GIVEN RECORDS start
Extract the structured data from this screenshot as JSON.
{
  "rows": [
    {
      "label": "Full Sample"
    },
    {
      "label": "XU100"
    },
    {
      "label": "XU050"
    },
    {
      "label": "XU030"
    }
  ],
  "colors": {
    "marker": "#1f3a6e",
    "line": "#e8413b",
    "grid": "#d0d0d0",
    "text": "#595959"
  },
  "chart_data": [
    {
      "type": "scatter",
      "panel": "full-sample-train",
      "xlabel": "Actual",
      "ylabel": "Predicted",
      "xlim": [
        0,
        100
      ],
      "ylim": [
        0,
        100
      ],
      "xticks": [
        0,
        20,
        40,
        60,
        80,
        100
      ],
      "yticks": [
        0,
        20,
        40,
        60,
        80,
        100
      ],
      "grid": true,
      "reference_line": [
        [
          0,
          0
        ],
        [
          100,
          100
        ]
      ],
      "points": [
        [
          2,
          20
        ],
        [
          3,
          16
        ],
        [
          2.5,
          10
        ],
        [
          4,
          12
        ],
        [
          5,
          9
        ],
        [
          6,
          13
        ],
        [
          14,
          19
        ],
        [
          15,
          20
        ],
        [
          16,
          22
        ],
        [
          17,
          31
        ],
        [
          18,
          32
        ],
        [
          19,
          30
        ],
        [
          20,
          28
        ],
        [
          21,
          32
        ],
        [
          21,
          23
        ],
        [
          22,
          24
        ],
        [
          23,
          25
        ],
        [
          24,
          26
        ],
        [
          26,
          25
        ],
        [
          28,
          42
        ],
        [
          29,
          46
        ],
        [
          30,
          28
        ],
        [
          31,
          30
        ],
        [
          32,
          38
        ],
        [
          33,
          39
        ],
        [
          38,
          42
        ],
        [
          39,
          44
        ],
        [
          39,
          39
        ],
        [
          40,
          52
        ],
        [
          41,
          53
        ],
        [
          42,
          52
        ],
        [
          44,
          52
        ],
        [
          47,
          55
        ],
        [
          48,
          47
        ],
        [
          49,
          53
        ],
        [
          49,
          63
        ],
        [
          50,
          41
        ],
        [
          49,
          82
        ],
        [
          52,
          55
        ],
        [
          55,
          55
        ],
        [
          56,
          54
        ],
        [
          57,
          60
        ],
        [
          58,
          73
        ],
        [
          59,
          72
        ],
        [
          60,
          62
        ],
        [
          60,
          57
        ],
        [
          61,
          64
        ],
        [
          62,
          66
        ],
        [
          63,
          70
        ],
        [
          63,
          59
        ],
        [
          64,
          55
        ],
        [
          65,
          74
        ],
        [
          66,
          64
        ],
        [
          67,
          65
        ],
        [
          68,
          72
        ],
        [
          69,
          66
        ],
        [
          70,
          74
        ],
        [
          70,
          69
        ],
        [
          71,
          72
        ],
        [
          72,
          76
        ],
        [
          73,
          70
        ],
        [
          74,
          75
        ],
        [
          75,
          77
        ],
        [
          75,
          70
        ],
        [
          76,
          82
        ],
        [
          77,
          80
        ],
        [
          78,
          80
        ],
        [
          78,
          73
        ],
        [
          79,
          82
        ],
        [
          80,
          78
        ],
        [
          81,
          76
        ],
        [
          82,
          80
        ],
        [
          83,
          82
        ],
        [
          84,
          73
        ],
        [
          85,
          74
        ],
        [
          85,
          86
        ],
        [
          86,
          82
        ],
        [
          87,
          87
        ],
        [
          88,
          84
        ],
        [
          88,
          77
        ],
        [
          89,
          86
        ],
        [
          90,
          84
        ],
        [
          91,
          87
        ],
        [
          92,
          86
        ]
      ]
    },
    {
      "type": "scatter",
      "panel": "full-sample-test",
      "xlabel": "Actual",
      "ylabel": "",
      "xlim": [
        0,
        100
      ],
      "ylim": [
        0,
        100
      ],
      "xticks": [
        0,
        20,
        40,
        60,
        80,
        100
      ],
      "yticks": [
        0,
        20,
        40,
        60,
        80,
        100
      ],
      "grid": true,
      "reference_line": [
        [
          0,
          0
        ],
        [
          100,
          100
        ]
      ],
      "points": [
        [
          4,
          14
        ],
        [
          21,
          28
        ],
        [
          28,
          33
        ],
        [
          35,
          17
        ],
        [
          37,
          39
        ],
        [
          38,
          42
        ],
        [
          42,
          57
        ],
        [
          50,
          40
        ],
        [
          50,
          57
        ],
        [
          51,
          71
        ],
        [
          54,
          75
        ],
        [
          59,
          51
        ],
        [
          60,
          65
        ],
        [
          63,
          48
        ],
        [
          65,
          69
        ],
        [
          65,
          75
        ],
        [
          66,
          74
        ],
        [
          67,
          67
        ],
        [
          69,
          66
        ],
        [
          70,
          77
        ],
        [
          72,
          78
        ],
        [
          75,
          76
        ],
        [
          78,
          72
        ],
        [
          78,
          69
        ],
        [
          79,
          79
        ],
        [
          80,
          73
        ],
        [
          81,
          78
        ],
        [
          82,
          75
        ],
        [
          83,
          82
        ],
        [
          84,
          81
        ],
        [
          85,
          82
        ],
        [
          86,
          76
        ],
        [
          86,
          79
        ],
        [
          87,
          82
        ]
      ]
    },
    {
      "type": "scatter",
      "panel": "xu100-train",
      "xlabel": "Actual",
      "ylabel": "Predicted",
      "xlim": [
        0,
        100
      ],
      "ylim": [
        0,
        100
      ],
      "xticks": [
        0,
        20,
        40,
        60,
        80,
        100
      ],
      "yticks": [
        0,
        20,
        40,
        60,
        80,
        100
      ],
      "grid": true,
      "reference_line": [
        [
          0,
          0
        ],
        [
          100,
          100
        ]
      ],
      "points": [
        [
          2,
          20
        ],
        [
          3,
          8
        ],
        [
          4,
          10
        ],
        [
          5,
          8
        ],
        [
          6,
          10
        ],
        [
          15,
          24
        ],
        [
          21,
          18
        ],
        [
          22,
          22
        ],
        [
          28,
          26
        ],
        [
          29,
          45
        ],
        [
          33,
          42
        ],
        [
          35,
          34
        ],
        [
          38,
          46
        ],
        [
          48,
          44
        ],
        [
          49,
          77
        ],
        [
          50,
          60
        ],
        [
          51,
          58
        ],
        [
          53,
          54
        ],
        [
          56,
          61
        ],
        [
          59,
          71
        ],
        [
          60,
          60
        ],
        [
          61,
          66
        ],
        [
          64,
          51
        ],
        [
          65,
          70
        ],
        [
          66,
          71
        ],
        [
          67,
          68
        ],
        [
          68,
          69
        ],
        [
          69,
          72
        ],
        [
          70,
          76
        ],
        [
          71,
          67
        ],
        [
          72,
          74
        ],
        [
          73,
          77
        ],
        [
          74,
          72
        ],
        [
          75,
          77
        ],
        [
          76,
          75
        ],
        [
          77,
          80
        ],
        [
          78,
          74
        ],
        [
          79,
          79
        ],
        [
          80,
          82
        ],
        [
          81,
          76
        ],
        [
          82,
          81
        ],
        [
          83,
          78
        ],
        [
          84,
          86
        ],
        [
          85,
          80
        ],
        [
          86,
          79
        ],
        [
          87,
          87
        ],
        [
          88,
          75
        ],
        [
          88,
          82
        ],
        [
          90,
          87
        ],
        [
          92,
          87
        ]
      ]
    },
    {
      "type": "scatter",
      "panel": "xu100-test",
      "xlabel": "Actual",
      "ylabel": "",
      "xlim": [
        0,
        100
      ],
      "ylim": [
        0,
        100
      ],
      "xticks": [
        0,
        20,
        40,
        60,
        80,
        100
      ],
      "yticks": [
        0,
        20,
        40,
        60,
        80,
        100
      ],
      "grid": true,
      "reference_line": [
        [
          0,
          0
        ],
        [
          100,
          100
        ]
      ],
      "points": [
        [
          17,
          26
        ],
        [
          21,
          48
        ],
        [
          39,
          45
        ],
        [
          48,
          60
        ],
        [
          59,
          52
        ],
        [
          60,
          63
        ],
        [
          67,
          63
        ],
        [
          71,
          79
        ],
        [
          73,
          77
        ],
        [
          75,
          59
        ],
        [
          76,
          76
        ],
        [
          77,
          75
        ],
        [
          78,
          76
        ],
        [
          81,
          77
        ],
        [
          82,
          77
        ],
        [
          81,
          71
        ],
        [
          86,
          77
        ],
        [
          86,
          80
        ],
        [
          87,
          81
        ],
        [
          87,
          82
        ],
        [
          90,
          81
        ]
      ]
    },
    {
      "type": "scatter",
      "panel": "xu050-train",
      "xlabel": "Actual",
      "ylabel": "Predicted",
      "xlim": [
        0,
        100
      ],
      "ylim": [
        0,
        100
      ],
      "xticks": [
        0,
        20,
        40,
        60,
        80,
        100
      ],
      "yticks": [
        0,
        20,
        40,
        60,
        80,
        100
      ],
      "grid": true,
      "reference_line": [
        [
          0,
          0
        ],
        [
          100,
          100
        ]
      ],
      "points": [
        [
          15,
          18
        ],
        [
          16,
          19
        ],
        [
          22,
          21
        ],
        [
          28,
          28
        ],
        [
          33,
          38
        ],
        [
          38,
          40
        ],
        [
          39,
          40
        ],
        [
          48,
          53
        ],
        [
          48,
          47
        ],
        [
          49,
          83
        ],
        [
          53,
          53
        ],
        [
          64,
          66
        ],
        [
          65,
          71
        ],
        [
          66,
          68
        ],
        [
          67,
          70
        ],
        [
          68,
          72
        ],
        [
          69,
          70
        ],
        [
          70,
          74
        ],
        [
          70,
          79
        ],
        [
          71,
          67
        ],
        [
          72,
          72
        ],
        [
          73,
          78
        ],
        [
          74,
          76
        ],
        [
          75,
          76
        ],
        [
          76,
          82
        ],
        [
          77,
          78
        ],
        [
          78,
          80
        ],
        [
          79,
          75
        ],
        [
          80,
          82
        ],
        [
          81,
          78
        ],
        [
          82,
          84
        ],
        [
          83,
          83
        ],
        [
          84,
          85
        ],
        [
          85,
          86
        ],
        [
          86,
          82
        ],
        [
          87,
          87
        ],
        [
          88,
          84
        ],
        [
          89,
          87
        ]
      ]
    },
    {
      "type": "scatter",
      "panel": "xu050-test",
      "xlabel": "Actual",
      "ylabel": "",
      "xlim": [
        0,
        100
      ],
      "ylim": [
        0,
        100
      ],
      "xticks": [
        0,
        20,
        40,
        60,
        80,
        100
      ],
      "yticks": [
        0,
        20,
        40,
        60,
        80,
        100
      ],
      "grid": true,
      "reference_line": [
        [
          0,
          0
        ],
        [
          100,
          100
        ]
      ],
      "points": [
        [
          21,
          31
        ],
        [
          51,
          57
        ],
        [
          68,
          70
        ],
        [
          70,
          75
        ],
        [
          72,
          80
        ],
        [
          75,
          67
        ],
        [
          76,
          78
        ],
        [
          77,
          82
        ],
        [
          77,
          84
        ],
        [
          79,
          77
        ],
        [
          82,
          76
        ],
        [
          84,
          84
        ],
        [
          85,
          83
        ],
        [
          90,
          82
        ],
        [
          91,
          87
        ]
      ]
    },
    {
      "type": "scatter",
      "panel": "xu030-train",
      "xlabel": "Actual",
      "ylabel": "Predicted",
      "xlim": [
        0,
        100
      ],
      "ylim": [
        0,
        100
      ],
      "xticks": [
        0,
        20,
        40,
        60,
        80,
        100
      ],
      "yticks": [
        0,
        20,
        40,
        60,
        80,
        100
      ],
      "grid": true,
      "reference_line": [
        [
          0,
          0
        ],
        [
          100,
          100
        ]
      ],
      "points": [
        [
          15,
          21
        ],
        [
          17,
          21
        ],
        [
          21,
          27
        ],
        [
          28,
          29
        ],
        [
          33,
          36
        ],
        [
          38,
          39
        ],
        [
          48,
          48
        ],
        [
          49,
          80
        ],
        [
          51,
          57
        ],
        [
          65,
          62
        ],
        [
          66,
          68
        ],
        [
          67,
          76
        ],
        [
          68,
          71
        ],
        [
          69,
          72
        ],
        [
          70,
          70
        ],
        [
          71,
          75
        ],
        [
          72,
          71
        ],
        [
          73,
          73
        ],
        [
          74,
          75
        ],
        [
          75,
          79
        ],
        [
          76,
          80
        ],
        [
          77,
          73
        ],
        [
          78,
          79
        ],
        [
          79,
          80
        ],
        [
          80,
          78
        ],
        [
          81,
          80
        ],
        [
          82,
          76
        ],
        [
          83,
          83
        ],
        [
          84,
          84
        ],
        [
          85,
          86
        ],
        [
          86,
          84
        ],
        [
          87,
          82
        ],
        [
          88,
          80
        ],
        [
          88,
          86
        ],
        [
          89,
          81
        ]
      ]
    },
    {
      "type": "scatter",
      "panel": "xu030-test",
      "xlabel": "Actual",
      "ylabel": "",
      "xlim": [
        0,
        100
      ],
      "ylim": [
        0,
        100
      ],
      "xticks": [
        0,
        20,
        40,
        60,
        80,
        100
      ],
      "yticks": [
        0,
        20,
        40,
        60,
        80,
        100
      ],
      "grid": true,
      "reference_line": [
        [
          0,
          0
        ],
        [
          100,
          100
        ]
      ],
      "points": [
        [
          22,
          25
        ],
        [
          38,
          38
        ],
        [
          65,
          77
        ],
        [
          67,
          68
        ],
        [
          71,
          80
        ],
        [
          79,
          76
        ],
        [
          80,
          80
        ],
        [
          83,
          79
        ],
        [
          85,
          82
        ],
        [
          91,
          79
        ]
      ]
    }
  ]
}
GIVEN RECORDS end
> _TO DO_
How many of the lines in the listing above hold the word "train"? Report only that figure.

> _RESULT OF THIS TASK_
4